Work instructions: Extract from the listing each line in which the word "Store" appears.

◆ ◆ ◆

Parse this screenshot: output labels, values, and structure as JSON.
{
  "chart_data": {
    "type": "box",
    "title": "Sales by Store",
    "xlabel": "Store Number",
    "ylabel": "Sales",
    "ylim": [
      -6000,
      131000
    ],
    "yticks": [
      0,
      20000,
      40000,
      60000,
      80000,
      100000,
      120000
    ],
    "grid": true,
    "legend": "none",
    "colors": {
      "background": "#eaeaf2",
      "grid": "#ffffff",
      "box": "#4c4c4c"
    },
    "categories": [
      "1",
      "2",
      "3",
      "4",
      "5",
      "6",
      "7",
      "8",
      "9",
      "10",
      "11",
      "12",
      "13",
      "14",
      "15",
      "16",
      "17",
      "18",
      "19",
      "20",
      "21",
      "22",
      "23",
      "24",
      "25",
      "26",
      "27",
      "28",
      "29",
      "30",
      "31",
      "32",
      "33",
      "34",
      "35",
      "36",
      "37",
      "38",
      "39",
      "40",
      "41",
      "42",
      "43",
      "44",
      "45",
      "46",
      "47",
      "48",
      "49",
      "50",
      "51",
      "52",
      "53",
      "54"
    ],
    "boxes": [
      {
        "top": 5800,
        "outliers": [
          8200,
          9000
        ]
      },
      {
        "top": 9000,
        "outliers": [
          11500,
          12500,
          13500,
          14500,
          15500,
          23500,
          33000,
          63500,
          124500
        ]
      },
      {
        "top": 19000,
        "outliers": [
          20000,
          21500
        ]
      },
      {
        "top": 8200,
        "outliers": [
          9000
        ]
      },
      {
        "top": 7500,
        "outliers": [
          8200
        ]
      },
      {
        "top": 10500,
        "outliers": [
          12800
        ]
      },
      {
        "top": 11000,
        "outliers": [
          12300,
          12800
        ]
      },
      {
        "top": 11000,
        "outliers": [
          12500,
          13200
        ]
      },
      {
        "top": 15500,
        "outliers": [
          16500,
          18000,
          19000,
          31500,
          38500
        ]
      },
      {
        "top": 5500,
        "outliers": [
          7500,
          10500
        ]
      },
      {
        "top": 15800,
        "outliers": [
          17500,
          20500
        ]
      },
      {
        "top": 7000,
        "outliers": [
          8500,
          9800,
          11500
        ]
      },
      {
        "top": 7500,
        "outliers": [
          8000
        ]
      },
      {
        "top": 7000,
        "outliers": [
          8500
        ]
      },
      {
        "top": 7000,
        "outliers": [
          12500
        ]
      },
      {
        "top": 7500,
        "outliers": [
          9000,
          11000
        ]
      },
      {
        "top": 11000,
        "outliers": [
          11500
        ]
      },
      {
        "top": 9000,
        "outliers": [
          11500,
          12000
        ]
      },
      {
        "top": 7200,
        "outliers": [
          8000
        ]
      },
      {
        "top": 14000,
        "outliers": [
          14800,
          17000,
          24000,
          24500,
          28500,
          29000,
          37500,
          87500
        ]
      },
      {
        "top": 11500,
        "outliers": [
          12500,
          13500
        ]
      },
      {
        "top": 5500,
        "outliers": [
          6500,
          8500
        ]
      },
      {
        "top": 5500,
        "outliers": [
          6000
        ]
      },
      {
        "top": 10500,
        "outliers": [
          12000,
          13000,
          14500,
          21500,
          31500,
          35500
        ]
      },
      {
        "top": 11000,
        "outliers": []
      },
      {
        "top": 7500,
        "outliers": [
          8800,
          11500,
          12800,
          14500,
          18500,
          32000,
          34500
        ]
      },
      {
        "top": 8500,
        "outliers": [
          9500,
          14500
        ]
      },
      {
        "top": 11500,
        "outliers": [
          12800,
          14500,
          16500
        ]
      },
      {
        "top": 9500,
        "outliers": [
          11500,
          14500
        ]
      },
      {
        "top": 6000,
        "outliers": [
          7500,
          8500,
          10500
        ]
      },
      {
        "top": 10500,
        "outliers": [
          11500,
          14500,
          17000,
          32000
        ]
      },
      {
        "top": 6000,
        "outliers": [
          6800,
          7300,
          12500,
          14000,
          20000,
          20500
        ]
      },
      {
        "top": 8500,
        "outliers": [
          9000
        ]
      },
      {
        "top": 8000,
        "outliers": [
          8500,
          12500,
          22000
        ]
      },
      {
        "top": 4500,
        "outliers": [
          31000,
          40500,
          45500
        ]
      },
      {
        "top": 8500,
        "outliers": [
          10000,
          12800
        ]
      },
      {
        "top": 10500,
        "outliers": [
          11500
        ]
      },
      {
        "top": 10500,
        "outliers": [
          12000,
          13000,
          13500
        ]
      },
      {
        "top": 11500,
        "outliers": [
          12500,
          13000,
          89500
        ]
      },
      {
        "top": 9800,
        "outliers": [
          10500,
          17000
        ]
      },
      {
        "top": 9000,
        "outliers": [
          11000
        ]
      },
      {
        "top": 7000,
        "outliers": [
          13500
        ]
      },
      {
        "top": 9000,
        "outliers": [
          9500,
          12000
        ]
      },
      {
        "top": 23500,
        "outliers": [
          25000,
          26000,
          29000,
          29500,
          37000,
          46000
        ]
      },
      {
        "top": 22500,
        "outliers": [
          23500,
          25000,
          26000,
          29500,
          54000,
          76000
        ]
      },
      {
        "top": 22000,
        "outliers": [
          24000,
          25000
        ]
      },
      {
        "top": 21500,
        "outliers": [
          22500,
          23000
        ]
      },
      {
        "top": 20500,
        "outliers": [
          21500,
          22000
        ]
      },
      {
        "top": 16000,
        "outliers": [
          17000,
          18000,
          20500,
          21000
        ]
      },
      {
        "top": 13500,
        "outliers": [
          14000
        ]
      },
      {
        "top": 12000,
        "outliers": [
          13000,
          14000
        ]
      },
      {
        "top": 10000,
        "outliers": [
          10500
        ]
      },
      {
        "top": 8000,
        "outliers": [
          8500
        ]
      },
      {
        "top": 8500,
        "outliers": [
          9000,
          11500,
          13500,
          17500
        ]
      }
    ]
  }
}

◆ ◆ ◆

Output:
    "title": "Sales by Store",
    "xlabel": "Store Number",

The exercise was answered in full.